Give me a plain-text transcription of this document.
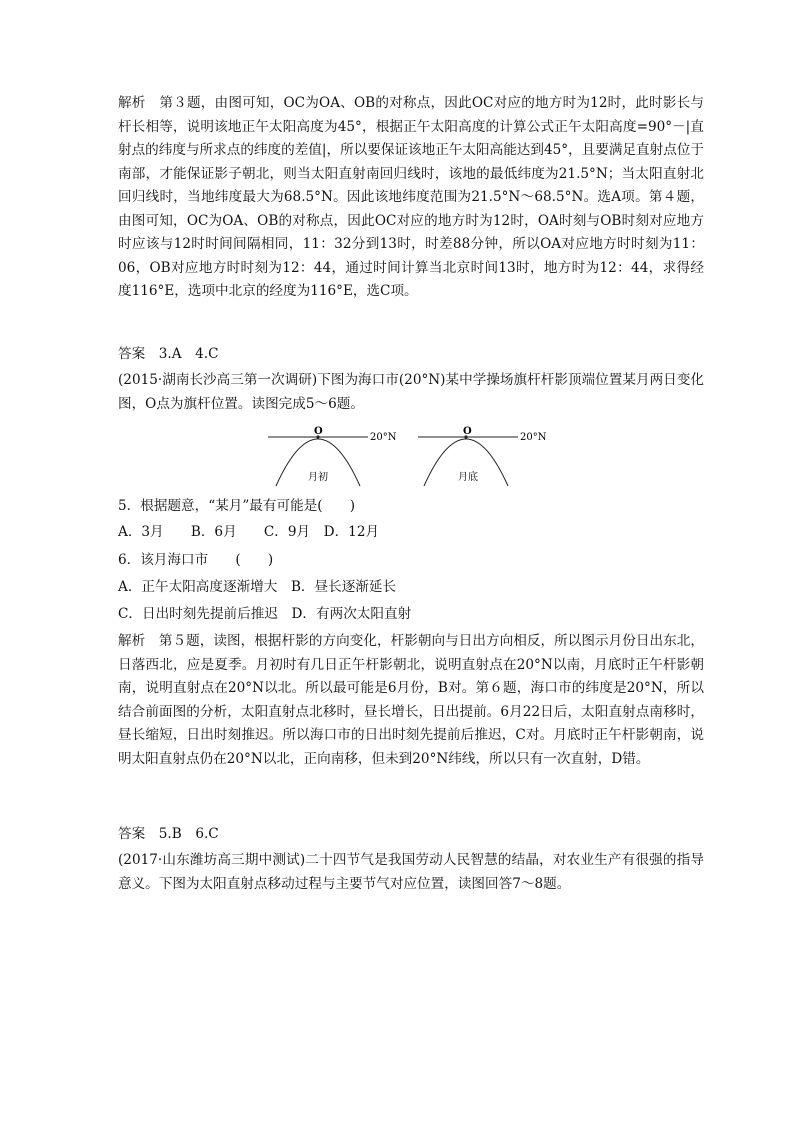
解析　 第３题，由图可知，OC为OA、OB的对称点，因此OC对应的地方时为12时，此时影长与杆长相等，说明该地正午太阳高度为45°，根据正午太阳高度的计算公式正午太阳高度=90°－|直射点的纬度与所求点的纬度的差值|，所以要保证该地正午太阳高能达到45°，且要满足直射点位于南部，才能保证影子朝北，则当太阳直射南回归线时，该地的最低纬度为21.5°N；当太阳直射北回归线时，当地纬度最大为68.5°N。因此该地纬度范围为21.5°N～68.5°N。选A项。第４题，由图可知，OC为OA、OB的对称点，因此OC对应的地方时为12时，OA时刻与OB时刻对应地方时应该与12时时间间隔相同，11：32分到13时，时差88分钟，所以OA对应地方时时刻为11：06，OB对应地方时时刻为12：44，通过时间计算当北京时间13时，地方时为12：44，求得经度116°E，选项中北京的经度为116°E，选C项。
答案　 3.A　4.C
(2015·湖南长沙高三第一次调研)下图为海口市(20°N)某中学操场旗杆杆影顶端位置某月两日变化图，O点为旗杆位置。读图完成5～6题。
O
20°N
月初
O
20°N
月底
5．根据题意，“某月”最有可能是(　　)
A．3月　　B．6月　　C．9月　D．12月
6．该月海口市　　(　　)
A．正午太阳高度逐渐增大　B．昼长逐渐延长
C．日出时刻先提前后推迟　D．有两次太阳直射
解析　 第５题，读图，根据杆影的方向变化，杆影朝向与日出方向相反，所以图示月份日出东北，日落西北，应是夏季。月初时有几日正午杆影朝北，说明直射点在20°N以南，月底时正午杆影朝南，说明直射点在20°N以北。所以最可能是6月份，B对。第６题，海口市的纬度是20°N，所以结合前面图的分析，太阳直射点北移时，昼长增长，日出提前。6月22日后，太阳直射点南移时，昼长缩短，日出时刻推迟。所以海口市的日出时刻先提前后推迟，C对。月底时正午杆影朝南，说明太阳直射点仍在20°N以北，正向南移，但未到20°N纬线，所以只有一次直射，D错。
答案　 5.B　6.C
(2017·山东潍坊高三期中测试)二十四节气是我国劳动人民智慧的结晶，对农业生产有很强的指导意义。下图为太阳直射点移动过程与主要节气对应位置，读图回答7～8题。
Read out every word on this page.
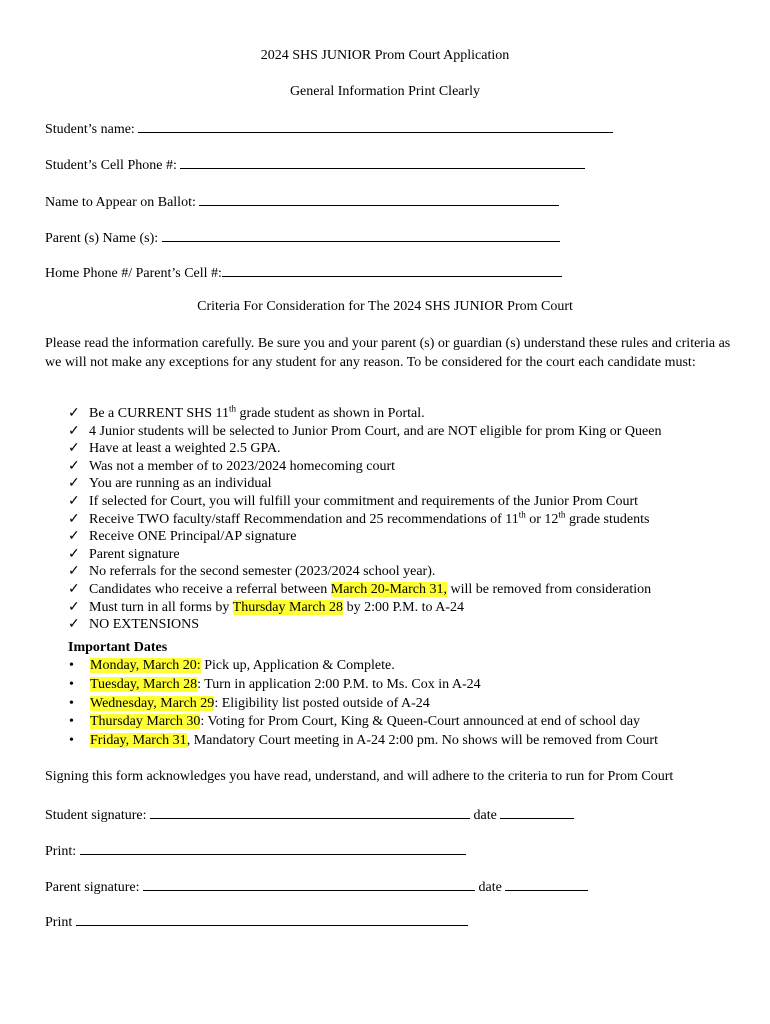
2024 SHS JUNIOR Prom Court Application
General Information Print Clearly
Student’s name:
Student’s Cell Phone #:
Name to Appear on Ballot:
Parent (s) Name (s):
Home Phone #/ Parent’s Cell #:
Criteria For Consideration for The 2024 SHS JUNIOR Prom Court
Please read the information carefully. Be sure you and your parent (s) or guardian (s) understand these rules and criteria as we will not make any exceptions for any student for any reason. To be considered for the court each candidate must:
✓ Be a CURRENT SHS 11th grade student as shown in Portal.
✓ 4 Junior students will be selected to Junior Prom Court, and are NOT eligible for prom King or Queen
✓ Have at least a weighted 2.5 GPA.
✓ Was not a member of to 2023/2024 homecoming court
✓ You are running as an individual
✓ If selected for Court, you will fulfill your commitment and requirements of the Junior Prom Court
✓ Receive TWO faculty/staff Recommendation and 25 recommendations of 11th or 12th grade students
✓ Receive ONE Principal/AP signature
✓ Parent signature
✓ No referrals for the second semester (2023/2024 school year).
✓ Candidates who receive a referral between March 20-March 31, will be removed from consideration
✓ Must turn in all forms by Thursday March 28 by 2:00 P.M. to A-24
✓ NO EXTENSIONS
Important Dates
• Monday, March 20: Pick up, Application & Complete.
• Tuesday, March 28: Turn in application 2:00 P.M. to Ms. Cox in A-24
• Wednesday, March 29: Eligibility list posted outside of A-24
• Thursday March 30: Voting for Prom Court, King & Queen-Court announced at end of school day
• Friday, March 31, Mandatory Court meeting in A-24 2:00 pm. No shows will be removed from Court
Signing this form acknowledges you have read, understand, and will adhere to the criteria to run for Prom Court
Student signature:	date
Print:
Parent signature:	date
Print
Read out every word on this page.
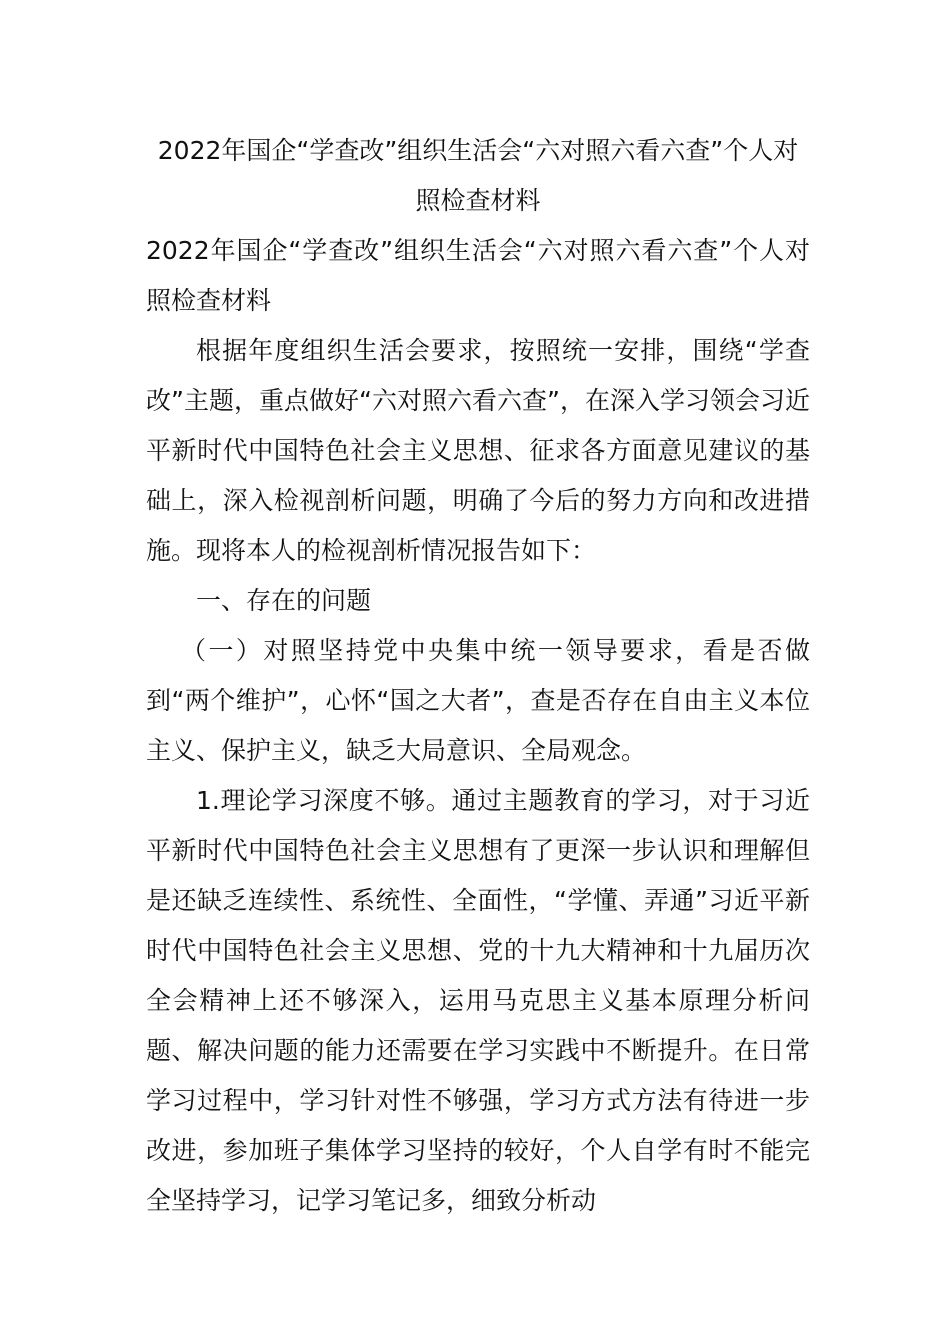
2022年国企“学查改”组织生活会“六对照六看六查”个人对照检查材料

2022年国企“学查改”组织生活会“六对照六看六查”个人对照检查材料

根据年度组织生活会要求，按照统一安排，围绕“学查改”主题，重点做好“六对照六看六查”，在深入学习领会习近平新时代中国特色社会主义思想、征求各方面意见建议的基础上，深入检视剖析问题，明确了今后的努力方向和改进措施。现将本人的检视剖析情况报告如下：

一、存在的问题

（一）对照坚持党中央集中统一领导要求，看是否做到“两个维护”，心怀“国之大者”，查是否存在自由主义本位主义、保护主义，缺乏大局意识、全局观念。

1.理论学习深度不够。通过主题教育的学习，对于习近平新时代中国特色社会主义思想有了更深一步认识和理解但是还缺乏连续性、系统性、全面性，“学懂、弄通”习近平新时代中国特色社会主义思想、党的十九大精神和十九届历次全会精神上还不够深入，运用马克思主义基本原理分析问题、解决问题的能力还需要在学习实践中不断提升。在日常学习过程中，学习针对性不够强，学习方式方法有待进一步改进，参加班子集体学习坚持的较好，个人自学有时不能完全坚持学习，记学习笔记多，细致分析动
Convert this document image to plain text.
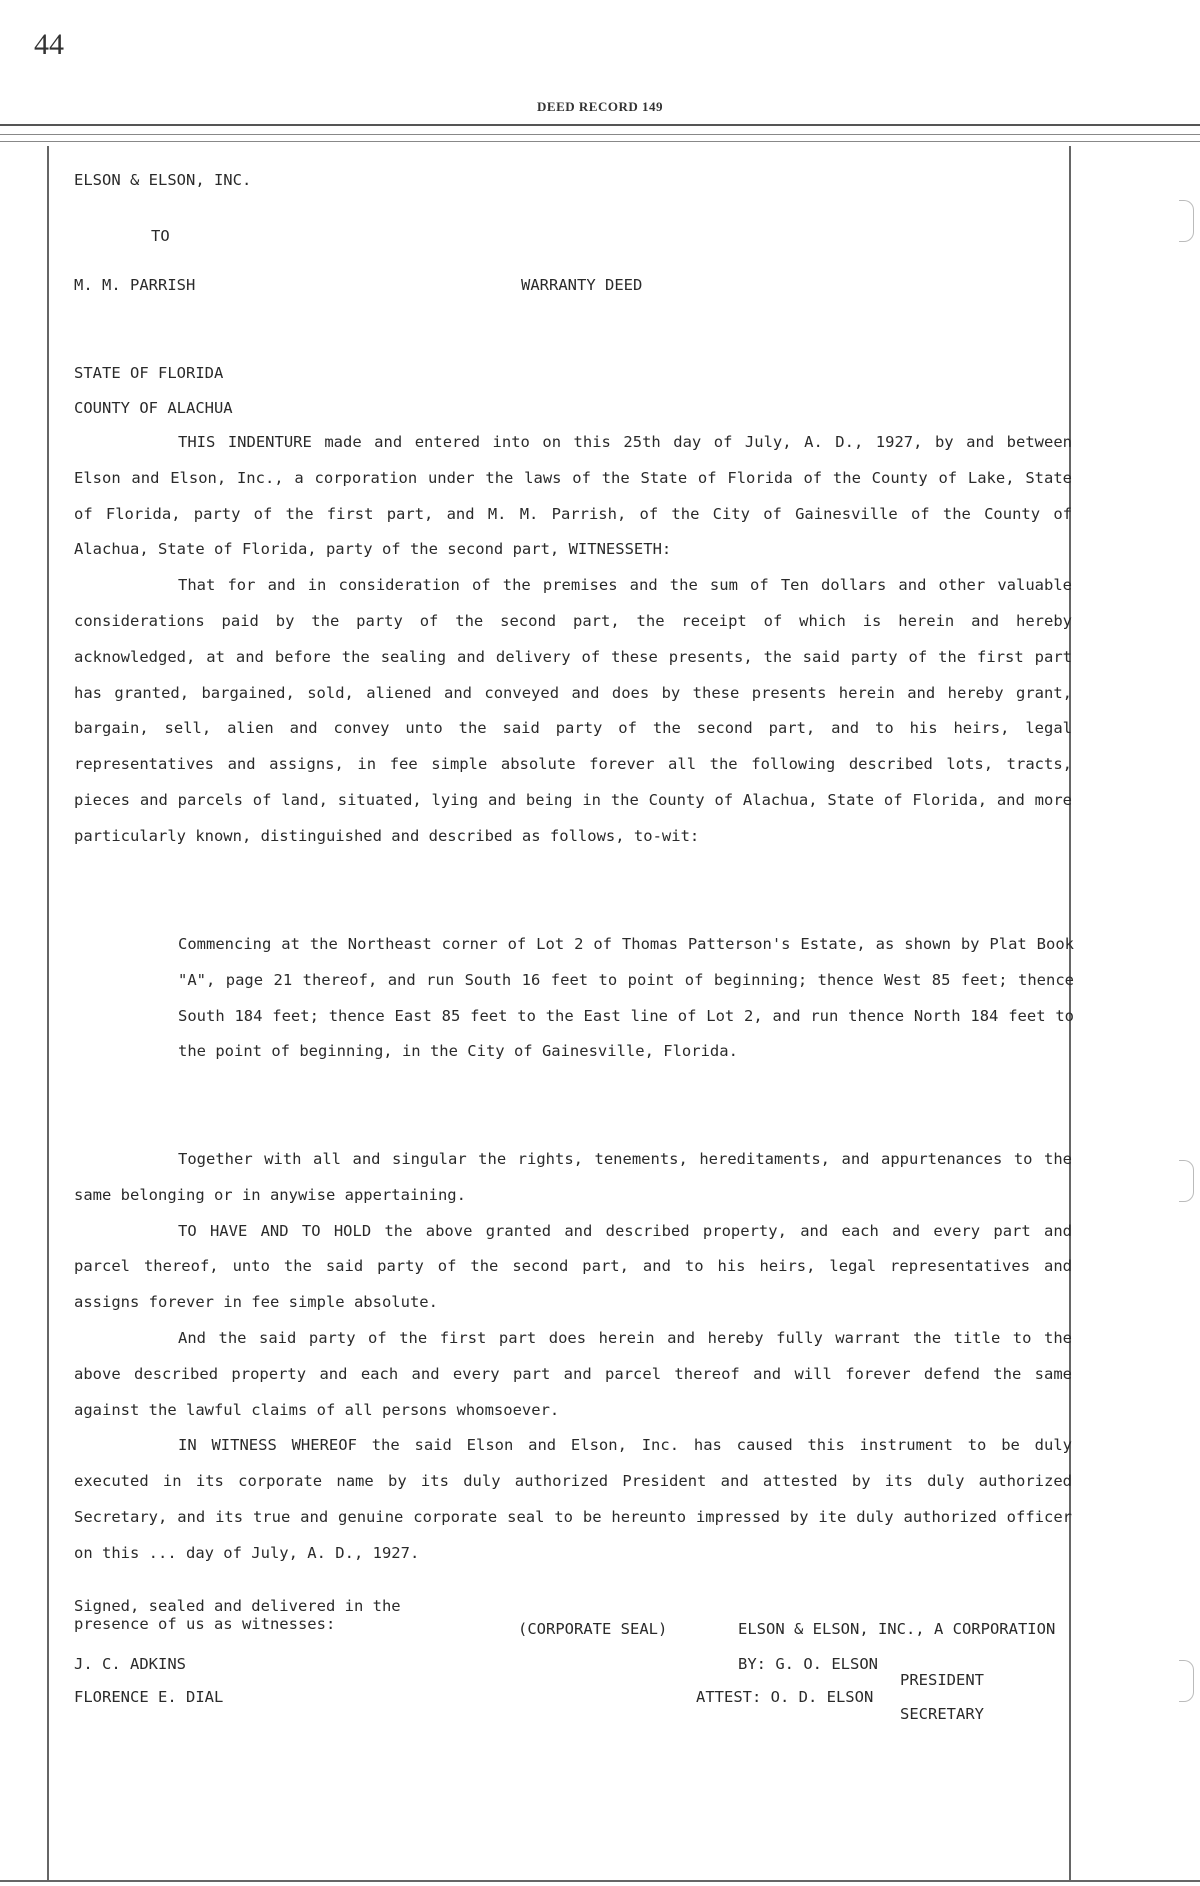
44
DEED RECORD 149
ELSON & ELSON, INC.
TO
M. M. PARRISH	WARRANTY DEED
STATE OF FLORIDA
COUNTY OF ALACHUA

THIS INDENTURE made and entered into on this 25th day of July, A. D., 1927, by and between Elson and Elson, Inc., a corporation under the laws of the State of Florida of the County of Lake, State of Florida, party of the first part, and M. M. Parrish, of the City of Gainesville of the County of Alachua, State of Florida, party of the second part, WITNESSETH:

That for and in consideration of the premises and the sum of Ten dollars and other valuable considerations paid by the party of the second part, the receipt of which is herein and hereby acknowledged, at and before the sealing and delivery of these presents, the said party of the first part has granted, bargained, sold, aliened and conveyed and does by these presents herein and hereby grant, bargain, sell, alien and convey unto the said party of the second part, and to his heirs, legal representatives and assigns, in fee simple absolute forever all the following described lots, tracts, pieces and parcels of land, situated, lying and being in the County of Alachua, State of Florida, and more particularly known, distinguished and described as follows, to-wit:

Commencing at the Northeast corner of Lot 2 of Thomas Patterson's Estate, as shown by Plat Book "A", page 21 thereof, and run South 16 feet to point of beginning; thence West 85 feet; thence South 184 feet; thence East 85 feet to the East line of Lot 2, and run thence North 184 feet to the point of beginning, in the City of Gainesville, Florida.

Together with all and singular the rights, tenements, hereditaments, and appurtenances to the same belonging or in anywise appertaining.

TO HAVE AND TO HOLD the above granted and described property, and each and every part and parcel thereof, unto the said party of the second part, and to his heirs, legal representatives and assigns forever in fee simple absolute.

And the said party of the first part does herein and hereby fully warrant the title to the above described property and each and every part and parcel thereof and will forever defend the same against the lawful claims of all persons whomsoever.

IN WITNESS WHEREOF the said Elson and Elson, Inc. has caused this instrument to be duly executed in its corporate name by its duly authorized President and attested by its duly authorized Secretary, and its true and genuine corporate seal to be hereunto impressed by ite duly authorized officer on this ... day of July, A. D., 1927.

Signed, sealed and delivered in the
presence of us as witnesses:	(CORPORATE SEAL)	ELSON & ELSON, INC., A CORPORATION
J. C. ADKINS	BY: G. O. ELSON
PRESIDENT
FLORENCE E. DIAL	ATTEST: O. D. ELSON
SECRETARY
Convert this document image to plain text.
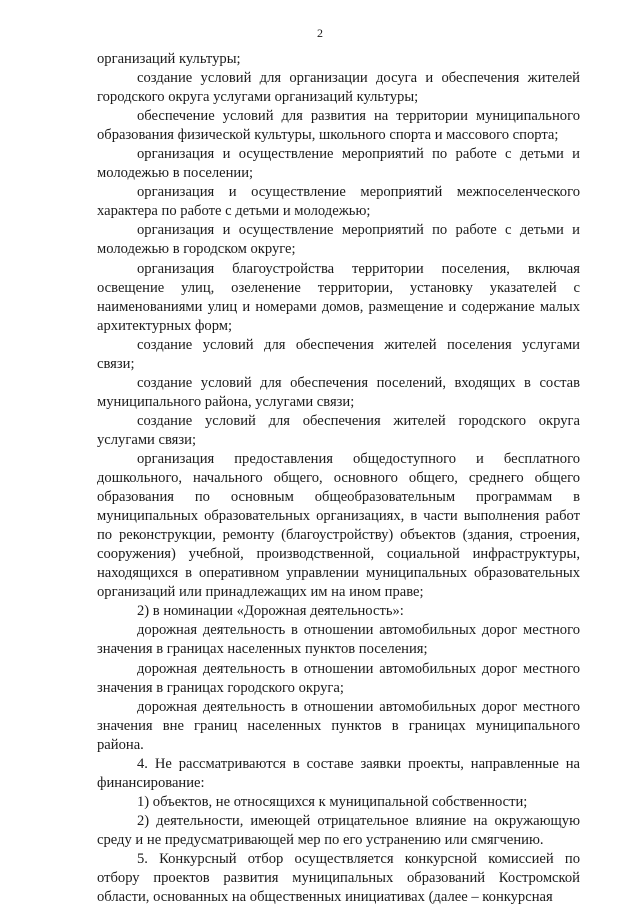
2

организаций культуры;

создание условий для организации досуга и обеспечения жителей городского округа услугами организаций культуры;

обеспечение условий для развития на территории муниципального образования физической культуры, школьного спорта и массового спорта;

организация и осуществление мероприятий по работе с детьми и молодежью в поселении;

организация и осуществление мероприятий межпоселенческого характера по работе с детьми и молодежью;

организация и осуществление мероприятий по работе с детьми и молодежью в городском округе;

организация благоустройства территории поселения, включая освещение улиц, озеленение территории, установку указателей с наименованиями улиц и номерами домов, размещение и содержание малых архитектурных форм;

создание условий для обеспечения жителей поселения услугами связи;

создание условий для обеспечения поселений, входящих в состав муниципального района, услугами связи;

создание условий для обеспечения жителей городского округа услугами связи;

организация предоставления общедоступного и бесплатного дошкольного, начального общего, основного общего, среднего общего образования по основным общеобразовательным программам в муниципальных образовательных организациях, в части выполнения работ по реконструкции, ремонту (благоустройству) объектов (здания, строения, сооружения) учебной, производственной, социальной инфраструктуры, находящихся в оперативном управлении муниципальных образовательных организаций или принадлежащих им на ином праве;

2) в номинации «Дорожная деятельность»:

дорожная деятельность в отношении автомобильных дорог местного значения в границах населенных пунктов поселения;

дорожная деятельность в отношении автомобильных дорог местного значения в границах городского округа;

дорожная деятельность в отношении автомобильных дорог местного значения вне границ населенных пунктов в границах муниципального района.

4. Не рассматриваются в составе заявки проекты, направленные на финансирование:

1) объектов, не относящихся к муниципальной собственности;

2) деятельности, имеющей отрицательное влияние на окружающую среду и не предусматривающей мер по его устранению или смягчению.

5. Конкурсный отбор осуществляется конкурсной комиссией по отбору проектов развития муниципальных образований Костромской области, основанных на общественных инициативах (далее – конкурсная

▶ What to do
Pull every line containing "Print" out of the records.

▶ The response
General Information Print Clearly
Print:
Print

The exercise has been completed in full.